[start of Extracted records]
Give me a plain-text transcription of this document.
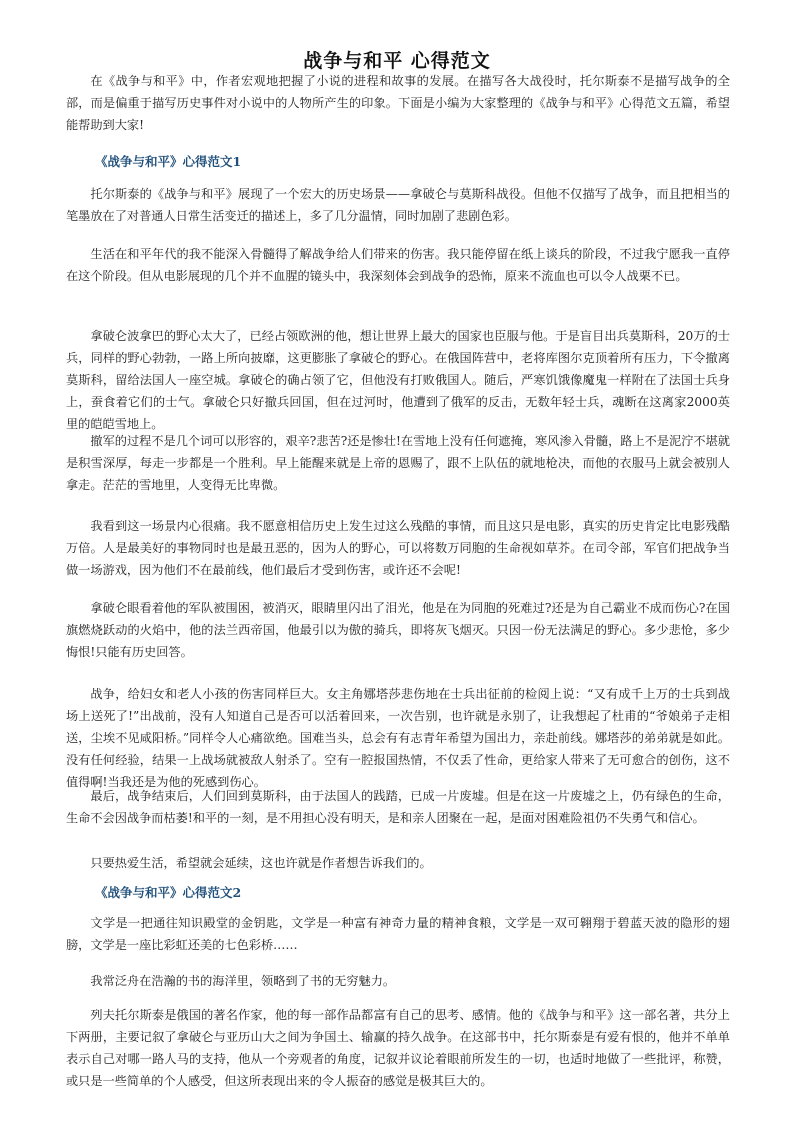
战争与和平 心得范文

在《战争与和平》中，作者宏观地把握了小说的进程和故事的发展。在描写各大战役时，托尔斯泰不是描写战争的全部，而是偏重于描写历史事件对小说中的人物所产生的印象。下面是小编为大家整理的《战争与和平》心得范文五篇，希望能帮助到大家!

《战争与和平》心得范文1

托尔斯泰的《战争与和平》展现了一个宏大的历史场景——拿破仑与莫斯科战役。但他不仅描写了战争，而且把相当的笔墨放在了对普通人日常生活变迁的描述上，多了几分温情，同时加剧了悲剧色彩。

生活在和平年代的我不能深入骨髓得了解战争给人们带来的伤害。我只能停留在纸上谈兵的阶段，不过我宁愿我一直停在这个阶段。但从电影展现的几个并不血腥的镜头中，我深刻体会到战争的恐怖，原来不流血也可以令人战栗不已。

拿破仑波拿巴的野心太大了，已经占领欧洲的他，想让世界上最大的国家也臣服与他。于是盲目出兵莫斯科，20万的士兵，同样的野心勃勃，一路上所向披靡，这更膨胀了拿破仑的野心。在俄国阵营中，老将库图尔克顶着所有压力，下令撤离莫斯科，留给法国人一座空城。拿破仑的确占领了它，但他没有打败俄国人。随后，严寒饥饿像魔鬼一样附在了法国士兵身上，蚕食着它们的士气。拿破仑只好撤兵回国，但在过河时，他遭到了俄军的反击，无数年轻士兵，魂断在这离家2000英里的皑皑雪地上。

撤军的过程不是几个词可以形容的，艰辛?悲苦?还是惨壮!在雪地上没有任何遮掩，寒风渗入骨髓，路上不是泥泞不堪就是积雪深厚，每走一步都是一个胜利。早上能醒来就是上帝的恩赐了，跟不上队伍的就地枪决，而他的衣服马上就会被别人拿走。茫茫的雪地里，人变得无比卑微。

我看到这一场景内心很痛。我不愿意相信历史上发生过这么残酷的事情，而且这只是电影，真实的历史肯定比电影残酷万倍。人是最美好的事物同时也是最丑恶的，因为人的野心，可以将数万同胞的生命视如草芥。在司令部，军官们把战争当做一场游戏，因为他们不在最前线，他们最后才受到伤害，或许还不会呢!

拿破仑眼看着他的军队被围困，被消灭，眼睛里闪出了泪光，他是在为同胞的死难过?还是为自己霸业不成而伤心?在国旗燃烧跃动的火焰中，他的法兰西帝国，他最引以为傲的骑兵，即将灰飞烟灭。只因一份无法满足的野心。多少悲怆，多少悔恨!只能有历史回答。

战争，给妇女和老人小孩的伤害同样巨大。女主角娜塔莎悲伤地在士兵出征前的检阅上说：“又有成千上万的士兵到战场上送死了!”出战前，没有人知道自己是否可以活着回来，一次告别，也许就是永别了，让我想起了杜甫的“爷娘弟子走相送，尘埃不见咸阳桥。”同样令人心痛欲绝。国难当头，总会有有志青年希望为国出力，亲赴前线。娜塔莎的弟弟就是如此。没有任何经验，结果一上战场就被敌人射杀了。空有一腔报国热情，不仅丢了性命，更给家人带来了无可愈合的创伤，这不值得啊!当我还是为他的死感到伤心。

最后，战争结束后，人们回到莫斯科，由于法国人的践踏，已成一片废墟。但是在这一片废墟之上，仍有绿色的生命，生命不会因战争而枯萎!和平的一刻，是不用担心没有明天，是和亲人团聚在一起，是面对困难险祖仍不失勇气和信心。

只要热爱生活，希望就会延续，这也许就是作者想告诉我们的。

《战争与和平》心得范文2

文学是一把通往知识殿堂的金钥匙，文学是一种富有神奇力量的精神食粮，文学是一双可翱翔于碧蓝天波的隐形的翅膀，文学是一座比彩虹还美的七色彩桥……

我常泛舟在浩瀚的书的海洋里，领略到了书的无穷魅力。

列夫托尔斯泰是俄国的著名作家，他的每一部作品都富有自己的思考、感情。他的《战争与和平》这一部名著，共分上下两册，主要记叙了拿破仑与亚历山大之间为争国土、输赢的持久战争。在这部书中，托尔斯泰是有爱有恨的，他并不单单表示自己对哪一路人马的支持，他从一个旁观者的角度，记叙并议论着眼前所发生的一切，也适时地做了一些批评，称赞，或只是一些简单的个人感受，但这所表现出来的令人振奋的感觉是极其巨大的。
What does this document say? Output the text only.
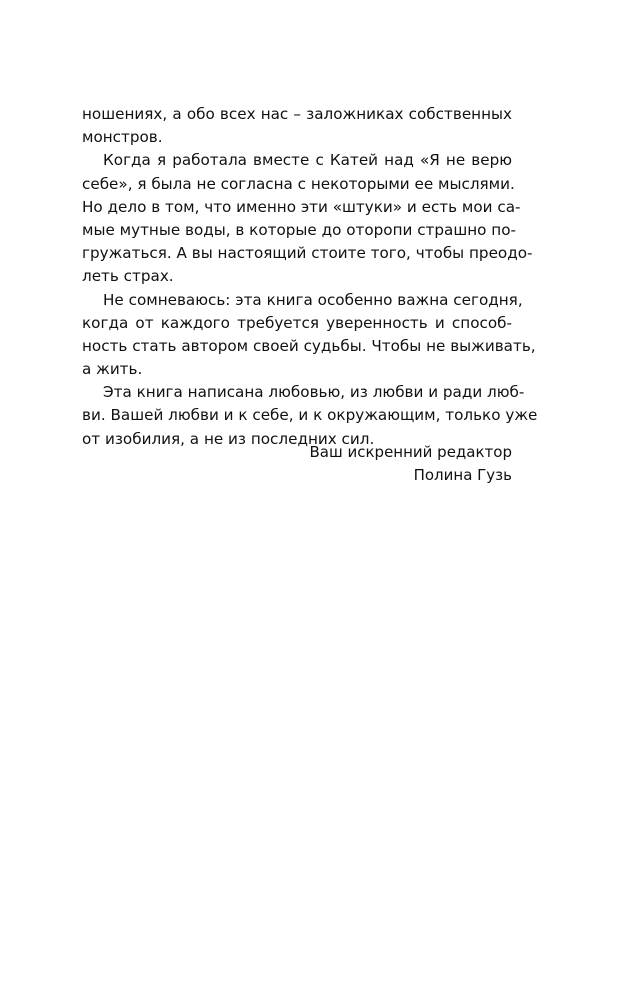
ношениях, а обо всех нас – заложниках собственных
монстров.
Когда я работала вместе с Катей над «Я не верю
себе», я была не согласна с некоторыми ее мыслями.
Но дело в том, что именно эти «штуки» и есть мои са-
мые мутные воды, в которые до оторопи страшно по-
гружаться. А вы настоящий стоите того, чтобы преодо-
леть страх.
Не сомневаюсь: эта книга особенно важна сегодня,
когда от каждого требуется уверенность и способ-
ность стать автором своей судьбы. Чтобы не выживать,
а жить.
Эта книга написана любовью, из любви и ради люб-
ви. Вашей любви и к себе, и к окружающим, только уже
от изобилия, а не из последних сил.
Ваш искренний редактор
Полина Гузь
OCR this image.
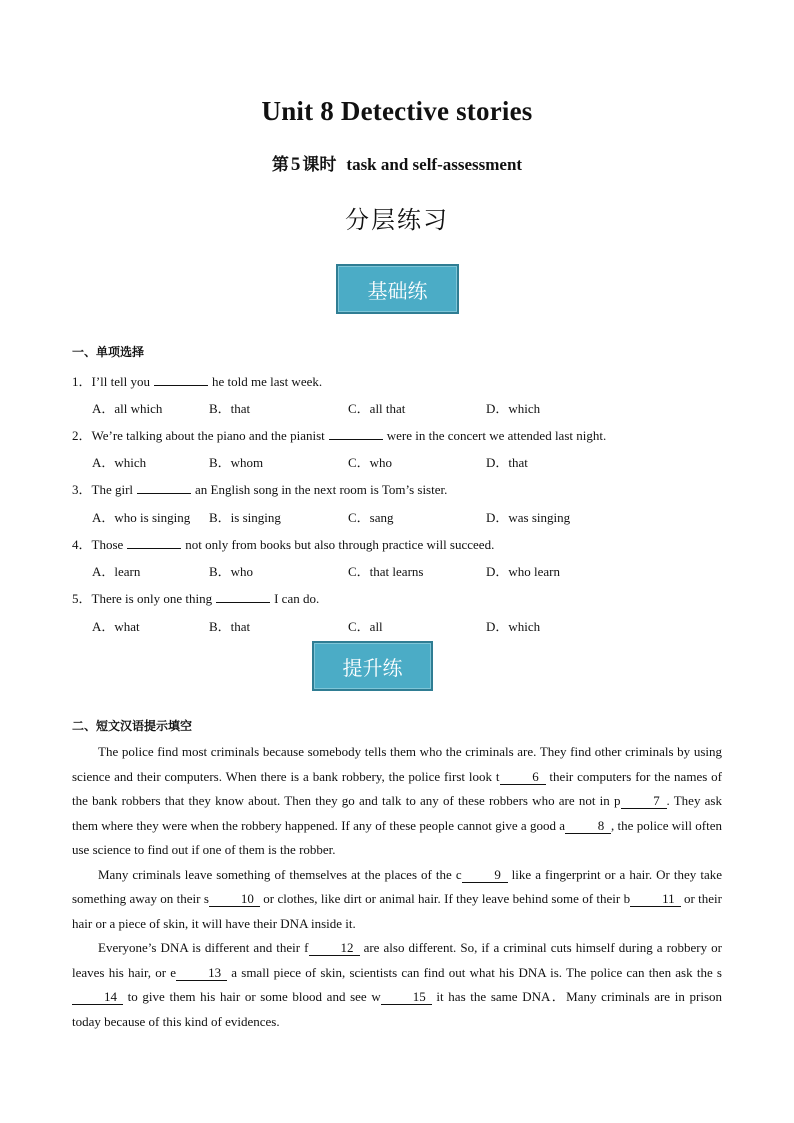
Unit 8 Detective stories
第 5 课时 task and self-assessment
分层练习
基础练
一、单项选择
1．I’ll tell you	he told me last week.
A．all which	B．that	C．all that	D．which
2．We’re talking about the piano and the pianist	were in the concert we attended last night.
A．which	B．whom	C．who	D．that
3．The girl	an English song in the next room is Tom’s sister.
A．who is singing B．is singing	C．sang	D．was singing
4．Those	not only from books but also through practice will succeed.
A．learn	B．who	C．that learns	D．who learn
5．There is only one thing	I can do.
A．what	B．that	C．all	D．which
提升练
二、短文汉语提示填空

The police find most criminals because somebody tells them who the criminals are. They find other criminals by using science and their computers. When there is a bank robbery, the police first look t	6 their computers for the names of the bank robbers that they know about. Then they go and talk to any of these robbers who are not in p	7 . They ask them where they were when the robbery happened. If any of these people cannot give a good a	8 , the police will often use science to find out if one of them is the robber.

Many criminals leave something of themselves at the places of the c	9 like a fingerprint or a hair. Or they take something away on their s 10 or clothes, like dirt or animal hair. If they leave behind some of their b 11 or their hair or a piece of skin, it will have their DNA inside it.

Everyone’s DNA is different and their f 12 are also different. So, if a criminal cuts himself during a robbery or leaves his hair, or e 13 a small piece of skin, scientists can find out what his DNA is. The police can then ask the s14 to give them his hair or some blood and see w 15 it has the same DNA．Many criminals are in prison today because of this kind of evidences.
[end of Extracted records]
[start of Extracted records]
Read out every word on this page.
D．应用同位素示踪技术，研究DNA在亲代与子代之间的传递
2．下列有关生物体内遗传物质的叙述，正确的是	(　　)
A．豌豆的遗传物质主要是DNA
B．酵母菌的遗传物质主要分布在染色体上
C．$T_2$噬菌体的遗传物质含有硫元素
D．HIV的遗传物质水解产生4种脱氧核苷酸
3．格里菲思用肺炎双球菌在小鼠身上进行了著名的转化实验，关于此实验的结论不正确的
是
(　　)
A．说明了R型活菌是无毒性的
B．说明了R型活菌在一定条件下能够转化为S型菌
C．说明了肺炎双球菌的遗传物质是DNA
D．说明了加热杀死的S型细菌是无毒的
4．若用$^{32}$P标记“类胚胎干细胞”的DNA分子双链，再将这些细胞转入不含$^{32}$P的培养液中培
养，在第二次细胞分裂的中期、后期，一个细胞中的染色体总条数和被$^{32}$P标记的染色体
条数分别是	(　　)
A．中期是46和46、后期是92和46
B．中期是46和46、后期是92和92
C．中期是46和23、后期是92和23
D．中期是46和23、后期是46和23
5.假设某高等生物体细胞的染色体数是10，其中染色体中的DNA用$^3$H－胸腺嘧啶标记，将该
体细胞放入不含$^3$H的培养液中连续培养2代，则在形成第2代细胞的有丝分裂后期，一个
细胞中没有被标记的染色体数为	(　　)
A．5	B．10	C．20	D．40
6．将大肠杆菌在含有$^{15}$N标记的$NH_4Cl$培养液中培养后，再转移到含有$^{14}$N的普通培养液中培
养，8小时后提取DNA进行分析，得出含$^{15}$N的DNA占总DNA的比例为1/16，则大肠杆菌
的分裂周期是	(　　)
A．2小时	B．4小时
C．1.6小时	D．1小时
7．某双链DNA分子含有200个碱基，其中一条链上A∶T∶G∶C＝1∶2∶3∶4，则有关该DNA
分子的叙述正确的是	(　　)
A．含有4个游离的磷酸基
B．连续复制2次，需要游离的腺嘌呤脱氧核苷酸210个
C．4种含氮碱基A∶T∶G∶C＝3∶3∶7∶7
[end of Extracted records]
#### Exercise:
Search the data for the string "will". List each line that has it.

#### Solution for this task:
4．Those	not only from books but also through practice will succeed.
The police find most criminals because somebody tells them who the criminals are. They find other criminals by using science and their computers. When there is a bank robbery, the police first look t	6 their computers for the names of the bank robbers that they know about. Then they go and talk to any of these robbers who are not in p	7 . They ask them where they were when the robbery happened. If any of these people cannot give a good a	8 , the police will often use science to find out if one of them is the robber.
Many criminals leave something of themselves at the places of the c	9 like a fingerprint or a hair. Or they take something away on their s 10 or clothes, like dirt or animal hair. If they leave behind some of their b 11 or their hair or a piece of skin, it will have their DNA inside it.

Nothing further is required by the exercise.